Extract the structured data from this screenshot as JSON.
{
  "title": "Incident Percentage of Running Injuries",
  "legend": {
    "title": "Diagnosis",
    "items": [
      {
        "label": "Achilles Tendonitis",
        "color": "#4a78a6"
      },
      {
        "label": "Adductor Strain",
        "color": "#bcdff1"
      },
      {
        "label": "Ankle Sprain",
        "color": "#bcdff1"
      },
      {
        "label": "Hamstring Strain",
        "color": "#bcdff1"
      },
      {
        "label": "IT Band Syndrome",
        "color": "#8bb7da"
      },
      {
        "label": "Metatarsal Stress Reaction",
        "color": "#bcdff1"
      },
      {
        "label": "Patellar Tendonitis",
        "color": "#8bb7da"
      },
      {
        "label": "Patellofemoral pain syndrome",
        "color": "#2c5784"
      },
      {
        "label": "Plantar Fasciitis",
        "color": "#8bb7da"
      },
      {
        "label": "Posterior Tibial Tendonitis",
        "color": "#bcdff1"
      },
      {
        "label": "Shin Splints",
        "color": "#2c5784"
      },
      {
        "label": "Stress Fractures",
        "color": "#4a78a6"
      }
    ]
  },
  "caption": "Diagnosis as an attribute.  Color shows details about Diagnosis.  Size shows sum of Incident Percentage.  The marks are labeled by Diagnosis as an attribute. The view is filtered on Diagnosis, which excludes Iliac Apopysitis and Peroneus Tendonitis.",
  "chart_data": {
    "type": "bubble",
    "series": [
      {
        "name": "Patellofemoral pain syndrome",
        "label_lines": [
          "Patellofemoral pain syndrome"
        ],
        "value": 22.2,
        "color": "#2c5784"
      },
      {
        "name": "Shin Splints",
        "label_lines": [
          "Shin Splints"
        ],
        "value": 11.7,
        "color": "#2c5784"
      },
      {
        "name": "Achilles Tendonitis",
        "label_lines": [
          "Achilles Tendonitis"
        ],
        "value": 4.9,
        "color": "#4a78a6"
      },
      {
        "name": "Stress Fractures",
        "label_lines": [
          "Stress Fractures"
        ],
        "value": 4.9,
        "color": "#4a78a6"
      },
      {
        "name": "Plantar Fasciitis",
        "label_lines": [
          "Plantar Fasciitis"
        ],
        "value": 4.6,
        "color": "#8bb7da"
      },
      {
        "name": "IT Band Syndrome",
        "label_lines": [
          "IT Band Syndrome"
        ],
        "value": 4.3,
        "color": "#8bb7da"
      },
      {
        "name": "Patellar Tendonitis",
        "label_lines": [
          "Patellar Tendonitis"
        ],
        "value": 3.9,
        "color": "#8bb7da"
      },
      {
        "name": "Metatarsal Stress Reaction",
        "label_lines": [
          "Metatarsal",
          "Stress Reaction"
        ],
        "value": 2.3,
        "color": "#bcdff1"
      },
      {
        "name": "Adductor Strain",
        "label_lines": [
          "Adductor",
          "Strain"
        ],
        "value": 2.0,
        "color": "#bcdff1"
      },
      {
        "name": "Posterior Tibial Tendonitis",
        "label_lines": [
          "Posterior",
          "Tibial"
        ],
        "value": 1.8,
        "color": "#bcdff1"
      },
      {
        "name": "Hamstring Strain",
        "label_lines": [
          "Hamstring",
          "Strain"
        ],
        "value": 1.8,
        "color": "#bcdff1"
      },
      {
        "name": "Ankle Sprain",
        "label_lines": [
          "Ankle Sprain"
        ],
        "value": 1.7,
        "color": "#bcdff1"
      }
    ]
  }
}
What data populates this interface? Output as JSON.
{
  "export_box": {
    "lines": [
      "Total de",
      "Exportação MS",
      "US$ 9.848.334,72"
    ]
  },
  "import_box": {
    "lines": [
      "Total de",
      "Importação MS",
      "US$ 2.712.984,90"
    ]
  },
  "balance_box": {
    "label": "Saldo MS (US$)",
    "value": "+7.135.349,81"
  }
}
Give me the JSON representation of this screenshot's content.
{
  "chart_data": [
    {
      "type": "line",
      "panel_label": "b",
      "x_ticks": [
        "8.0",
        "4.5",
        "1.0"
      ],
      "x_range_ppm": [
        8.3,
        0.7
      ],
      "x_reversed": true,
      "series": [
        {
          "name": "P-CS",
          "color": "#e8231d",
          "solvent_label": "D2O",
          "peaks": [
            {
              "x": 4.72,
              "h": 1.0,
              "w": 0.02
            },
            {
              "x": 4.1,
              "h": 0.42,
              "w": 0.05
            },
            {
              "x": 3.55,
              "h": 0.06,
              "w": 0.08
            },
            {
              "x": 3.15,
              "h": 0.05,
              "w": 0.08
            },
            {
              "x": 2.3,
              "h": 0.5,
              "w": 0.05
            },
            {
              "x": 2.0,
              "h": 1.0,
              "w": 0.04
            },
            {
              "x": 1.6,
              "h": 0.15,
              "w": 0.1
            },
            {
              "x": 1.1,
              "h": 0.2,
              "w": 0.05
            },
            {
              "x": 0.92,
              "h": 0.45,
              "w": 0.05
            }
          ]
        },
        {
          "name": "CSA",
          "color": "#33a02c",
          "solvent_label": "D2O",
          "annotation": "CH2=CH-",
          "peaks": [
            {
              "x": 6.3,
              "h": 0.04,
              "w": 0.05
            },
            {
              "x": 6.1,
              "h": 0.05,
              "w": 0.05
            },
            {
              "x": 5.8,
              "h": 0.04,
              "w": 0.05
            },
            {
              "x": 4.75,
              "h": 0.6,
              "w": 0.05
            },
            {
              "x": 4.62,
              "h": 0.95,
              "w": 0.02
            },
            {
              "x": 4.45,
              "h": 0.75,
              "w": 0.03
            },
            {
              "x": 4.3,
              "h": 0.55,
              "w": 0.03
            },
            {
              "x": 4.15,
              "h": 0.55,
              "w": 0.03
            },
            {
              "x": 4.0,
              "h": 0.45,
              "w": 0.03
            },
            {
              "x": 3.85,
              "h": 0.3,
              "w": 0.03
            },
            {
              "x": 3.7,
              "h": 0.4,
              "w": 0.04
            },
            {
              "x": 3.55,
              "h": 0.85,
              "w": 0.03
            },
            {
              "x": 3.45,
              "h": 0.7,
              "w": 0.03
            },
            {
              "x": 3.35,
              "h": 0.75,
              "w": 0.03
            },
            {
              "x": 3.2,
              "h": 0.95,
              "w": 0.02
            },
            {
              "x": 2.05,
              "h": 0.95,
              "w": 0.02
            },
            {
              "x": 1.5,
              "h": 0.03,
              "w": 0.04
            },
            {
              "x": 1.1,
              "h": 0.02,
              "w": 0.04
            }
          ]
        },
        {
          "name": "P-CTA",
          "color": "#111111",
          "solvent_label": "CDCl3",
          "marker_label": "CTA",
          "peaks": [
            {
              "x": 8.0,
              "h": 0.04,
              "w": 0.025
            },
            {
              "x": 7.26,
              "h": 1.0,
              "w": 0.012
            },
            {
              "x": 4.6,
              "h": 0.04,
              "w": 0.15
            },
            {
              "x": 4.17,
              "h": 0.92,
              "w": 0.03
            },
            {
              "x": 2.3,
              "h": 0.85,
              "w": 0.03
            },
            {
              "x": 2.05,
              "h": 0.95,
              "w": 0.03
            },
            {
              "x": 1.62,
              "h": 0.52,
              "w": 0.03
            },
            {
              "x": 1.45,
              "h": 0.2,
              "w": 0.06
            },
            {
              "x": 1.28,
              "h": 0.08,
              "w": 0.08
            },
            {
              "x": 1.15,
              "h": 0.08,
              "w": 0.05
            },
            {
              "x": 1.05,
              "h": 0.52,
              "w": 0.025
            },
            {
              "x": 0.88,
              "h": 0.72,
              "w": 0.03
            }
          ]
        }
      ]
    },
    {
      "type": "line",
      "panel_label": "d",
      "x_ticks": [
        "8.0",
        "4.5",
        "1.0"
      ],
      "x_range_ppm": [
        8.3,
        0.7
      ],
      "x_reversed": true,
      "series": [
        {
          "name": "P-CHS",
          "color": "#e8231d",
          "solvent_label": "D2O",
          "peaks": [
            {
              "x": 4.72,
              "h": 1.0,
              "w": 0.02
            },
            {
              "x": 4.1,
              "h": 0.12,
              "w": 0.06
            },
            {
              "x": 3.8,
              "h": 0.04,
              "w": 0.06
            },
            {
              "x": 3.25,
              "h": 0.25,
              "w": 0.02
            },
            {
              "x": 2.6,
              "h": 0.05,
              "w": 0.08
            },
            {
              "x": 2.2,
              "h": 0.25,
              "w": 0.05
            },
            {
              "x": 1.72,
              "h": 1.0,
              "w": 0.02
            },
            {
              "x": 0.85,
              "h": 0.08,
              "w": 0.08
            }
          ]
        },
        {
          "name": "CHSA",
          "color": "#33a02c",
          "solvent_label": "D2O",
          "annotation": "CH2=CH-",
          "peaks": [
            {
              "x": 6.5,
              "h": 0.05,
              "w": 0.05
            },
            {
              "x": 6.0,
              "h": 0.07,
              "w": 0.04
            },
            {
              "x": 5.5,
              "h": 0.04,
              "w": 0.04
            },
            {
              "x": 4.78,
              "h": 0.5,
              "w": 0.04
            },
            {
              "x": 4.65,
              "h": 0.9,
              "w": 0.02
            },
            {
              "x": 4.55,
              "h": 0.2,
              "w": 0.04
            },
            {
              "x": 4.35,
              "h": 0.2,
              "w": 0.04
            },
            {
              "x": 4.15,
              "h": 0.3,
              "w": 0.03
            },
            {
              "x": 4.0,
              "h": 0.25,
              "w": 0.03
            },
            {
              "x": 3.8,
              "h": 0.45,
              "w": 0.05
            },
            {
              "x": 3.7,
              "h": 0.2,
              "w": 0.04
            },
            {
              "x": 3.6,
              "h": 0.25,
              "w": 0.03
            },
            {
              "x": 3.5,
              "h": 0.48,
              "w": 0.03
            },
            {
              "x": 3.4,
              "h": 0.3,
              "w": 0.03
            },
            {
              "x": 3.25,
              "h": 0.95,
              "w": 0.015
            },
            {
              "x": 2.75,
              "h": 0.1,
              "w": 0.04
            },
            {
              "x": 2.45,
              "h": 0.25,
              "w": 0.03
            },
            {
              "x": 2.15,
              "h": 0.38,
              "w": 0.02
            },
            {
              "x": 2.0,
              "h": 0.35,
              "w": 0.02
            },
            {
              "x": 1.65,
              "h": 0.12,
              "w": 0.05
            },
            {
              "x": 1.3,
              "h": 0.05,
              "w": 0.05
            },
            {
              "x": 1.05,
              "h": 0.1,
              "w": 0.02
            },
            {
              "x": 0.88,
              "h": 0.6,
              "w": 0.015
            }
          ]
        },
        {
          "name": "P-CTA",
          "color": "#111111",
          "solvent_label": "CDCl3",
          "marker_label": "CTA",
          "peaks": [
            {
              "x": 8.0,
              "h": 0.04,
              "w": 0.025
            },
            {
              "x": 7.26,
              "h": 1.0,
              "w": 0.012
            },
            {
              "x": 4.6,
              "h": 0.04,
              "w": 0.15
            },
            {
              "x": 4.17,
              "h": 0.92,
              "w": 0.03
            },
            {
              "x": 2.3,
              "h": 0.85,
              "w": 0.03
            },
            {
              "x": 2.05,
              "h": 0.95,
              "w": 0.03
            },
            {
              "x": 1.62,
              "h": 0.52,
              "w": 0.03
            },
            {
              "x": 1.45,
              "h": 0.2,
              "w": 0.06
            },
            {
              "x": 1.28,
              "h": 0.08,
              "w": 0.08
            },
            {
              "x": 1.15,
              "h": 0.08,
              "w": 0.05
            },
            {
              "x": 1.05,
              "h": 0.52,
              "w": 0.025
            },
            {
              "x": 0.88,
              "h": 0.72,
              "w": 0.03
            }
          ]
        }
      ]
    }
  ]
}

▬▬▬▬▬▬

**BRIEF**
Scan the listing above. Gather each line that contains the word "Shin".

**RESULT**
        "label": "Shin Splints",
        "name": "Shin Splints",
          "Shin Splints"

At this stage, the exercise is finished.